**DATA ROWS:**
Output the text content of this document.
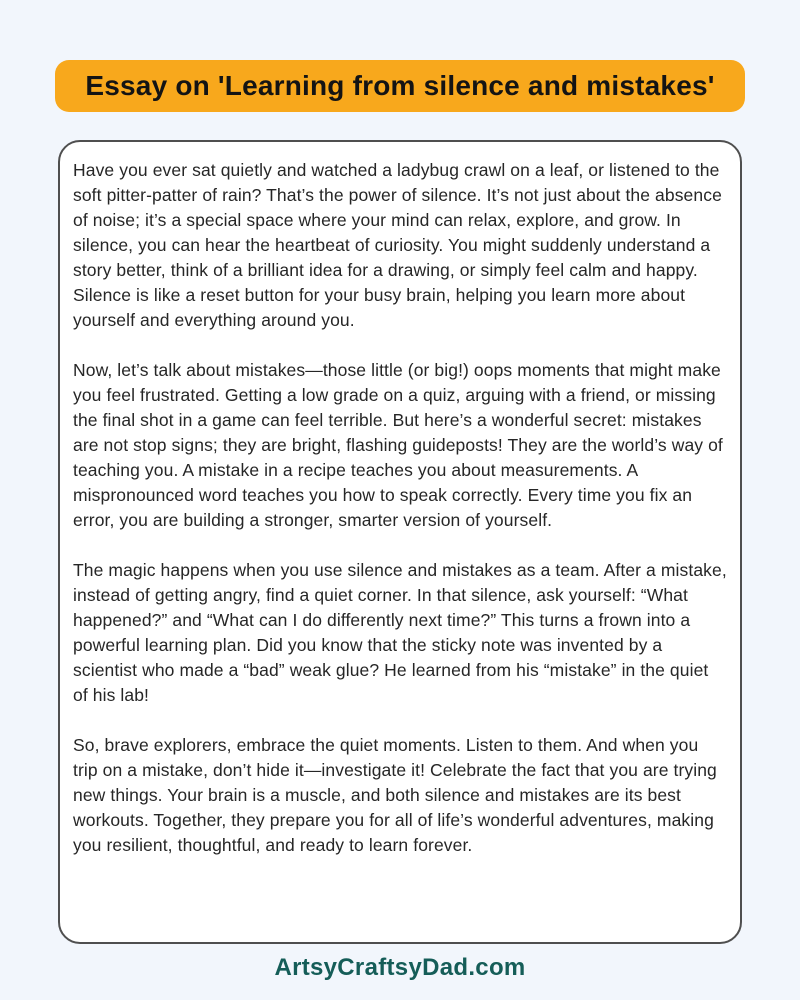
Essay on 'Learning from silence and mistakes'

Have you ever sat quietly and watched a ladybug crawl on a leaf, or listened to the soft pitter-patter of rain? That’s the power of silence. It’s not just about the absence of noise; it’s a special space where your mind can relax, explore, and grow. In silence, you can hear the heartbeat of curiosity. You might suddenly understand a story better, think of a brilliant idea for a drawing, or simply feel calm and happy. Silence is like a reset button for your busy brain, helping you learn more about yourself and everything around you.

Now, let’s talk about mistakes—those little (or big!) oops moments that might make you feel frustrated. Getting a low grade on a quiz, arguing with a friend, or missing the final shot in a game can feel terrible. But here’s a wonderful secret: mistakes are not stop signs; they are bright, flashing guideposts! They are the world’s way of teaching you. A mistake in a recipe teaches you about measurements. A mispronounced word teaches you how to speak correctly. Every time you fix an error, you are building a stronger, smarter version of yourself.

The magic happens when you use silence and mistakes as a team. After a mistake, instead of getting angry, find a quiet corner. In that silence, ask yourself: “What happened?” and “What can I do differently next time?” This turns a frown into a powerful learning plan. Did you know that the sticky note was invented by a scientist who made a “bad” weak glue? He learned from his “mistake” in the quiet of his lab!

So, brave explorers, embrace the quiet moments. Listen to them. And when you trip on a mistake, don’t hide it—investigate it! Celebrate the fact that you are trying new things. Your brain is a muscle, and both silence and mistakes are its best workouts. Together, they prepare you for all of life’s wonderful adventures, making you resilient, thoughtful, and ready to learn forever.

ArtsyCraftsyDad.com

**DIRECTIVE:** Produce an exact copy of each line of data, skipping embedded images.

**TASK ANSWER:**
Output the text content of this document.
Essay on 'Learning from silence and mistakes'

Have you ever sat quietly and watched a ladybug crawl on a leaf, or listened to the soft pitter-patter of rain? That’s the power of silence. It’s not just about the absence of noise; it’s a special space where your mind can relax, explore, and grow. In silence, you can hear the heartbeat of curiosity. You might suddenly understand a story better, think of a brilliant idea for a drawing, or simply feel calm and happy. Silence is like a reset button for your busy brain, helping you learn more about yourself and everything around you.

Now, let’s talk about mistakes—those little (or big!) oops moments that might make you feel frustrated. Getting a low grade on a quiz, arguing with a friend, or missing the final shot in a game can feel terrible. But here’s a wonderful secret: mistakes are not stop signs; they are bright, flashing guideposts! They are the world’s way of teaching you. A mistake in a recipe teaches you about measurements. A mispronounced word teaches you how to speak correctly. Every time you fix an error, you are building a stronger, smarter version of yourself.

The magic happens when you use silence and mistakes as a team. After a mistake, instead of getting angry, find a quiet corner. In that silence, ask yourself: “What happened?” and “What can I do differently next time?” This turns a frown into a powerful learning plan. Did you know that the sticky note was invented by a scientist who made a “bad” weak glue? He learned from his “mistake” in the quiet of his lab!

So, brave explorers, embrace the quiet moments. Listen to them. And when you trip on a mistake, don’t hide it—investigate it! Celebrate the fact that you are trying new things. Your brain is a muscle, and both silence and mistakes are its best workouts. Together, they prepare you for all of life’s wonderful adventures, making you resilient, thoughtful, and ready to learn forever.

ArtsyCraftsyDad.com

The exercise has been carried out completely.